Gather up every line that includes the string "well".

[Given data start]

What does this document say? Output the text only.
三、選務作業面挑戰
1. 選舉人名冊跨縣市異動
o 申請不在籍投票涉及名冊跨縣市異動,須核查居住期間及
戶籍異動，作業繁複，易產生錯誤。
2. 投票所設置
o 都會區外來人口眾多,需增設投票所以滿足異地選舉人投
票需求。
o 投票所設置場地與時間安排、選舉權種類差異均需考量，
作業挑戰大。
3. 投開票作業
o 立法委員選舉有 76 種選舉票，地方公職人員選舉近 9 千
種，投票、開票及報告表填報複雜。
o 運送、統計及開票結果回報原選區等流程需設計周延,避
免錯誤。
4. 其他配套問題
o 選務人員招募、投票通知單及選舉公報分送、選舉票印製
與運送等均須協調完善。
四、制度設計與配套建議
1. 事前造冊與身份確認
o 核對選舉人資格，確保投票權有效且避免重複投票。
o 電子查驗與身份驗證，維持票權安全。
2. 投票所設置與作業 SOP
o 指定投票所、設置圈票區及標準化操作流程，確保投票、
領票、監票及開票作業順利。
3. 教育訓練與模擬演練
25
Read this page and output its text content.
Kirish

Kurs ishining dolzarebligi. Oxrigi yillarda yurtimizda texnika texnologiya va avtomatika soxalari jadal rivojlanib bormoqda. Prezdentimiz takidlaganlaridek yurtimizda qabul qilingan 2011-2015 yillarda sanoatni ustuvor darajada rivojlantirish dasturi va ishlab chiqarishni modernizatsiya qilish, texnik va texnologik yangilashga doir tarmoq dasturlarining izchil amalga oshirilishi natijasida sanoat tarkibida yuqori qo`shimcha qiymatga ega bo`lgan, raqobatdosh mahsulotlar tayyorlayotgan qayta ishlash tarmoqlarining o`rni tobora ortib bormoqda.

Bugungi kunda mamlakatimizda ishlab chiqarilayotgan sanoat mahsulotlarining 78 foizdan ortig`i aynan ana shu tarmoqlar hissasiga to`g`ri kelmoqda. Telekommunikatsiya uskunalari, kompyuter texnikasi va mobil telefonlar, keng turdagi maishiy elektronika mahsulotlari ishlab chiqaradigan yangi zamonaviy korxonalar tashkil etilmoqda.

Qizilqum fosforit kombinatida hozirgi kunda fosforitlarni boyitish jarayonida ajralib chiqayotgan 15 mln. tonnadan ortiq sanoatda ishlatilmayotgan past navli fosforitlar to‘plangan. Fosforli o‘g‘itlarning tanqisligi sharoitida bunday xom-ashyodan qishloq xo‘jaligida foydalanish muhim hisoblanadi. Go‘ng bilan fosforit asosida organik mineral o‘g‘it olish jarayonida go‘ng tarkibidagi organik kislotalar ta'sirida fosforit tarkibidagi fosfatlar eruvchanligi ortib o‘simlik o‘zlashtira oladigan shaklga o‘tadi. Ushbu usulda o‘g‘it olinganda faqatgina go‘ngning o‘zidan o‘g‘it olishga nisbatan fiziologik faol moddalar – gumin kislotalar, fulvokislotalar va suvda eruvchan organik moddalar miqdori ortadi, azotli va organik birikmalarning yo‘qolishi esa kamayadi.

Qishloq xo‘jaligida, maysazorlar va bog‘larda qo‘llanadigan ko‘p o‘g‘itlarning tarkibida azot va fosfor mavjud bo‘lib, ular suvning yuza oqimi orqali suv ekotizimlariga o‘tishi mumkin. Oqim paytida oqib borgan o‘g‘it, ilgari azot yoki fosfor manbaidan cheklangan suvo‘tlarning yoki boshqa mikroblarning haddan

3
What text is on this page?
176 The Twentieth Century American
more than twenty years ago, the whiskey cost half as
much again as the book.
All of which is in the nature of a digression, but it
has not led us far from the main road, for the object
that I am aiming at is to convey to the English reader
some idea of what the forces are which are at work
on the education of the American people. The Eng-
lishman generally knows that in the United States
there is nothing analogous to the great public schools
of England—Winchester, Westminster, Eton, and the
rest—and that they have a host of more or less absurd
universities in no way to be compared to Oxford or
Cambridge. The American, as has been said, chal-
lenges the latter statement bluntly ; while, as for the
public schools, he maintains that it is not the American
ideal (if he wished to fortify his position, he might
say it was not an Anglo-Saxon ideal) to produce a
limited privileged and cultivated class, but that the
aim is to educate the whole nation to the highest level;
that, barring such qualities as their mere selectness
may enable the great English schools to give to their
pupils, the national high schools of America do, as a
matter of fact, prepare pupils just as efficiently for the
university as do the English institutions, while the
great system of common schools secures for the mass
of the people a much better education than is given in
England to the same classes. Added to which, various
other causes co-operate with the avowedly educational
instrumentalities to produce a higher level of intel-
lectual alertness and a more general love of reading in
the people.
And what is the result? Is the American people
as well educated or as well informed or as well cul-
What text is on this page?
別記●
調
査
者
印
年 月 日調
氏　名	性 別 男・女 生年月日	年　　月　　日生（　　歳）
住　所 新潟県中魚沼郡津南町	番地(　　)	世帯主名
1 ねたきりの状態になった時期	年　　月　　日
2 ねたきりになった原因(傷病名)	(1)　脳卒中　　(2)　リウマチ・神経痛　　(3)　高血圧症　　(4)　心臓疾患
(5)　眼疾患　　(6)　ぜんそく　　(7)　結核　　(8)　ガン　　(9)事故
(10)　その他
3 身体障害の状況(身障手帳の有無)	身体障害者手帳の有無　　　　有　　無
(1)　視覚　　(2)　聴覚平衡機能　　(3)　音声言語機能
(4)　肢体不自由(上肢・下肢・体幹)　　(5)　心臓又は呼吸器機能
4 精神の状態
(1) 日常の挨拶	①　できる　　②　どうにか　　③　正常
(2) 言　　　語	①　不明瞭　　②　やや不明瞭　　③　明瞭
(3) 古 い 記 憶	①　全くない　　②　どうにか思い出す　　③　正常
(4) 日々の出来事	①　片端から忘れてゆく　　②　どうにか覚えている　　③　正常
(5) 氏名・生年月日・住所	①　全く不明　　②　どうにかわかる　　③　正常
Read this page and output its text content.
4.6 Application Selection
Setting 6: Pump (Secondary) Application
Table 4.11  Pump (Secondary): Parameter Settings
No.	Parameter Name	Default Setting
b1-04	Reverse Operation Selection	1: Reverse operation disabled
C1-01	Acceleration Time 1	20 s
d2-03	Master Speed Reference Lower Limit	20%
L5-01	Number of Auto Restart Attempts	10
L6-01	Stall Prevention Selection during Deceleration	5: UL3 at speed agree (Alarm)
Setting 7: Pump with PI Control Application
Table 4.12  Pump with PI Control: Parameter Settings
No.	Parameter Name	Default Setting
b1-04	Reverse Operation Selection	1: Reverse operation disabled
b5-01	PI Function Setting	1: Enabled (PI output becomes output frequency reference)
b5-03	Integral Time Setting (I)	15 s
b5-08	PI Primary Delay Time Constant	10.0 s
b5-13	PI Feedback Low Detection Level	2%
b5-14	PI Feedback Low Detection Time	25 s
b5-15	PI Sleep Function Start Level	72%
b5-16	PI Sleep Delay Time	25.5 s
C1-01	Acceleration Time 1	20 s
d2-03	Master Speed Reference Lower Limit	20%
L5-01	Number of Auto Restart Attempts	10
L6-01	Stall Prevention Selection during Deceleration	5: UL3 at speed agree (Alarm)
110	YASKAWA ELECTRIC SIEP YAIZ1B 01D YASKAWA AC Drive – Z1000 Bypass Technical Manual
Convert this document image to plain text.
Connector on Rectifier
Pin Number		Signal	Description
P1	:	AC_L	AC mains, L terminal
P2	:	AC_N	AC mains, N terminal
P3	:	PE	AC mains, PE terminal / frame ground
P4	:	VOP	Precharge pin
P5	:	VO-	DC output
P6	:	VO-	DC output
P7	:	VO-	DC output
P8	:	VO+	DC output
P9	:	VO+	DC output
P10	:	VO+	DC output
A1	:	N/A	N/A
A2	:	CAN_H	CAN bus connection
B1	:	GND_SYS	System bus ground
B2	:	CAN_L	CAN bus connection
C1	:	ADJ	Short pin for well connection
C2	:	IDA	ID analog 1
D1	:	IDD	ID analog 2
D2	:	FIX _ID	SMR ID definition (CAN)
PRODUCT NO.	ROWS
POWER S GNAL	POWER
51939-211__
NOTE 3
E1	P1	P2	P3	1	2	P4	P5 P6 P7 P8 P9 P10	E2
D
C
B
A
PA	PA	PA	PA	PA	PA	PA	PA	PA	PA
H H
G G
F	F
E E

[Given data end]

[Expected output]
as well educated or as well informed or as well cul-
C1	:	ADJ	Short pin for well connection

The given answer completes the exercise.